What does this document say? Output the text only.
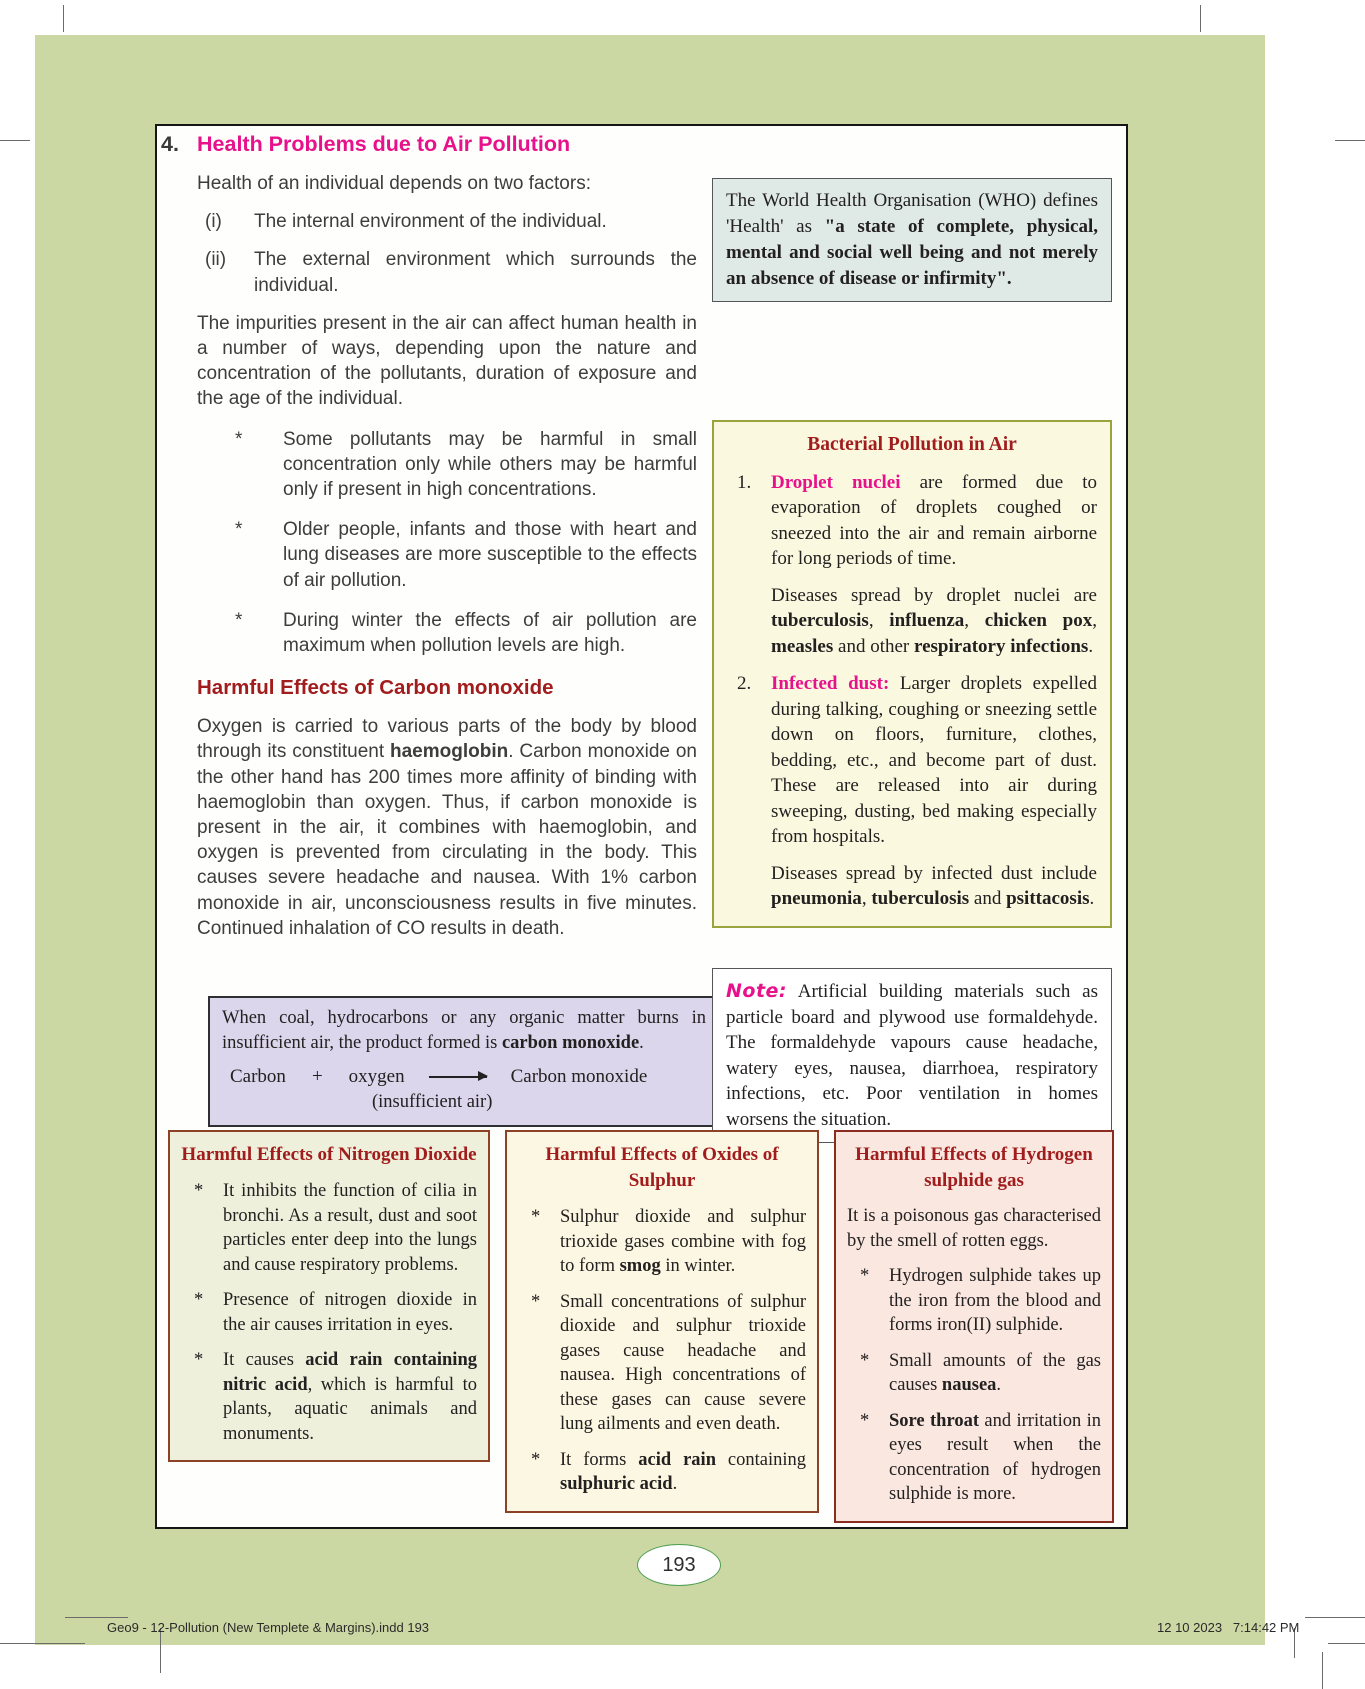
4. Health Problems due to Air Pollution
Health of an individual depends on two factors:
(i) The internal environment of the individual.
(ii) The external environment which surrounds the individual.
The impurities present in the air can affect human health in a number of ways, depending upon the nature and concentration of the pollutants, duration of exposure and the age of the individual.
* Some pollutants may be harmful in small concentration only while others may be harmful only if present in high concentrations.
* Older people, infants and those with heart and lung diseases are more susceptible to the effects of air pollution.
* During winter the effects of air pollution are maximum when pollution levels are high.
Harmful Effects of Carbon monoxide
Oxygen is carried to various parts of the body by blood through its constituent haemoglobin. Carbon monoxide on the other hand has 200 times more affinity of binding with haemoglobin than oxygen. Thus, if carbon monoxide is present in the air, it combines with haemoglobin, and oxygen is prevented from circulating in the body. This causes severe headache and nausea. With 1% carbon monoxide in air, unconsciousness results in five minutes. Continued inhalation of CO results in death.
When coal, hydrocarbons or any organic matter burns in insufficient air, the product formed is carbon monoxide.
Carbon + oxygen	Carbon monoxide
(insufficient air)
The World Health Organisation (WHO) defines 'Health' as "a state of complete, physical, mental and social well being and not merely an absence of disease or infirmity".
Bacterial Pollution in Air
1. Droplet nuclei are formed due to evaporation of droplets coughed or sneezed into the air and remain airborne for long periods of time.
Diseases spread by droplet nuclei are tuberculosis, influenza, chicken pox, measles and other respiratory infections.
2. Infected dust: Larger droplets expelled during talking, coughing or sneezing settle down on floors, furniture, clothes, bedding, etc., and become part of dust. These are released into air during sweeping, dusting, bed making especially from hospitals.
Diseases spread by infected dust include pneumonia, tuberculosis and psittacosis.
Note: Artificial building materials such as particle board and plywood use formaldehyde. The formaldehyde vapours cause headache, watery eyes, nausea, diarrhoea, respiratory infections, etc. Poor ventilation in homes worsens the situation.
Harmful Effects of Nitrogen Dioxide
* It inhibits the function of cilia in bronchi. As a result, dust and soot particles enter deep into the lungs and cause respiratory problems.
* Presence of nitrogen dioxide in the air causes irritation in eyes.
* It causes acid rain containing nitric acid, which is harmful to plants, aquatic animals and monuments.
Harmful Effects of Oxides of Sulphur
* Sulphur dioxide and sulphur trioxide gases combine with fog to form smog in winter.
* Small concentrations of sulphur dioxide and sulphur trioxide gases cause headache and nausea. High concentrations of these gases can cause severe lung ailments and even death.
* It forms acid rain containing sulphuric acid.
Harmful Effects of Hydrogen sulphide gas
It is a poisonous gas characterised by the smell of rotten eggs.
* Hydrogen sulphide takes up the iron from the blood and forms iron(II) sulphide.
* Small amounts of the gas causes nausea.
* Sore throat and irritation in eyes result when the concentration of hydrogen sulphide is more.
193
Geo9 - 12-Pollution (New Templete & Margins).indd 193	12 10 2023   7:14:42 PM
================
Every line above that holds "trioxide" should be copied out.

◆ PROBLEM SOLUTION
* Sulphur dioxide and sulphur trioxide gases combine with fog to form smog in winter.
* Small concentrations of sulphur dioxide and sulphur trioxide gases cause headache and nausea. High concentrations of these gases can cause severe lung ailments and even death.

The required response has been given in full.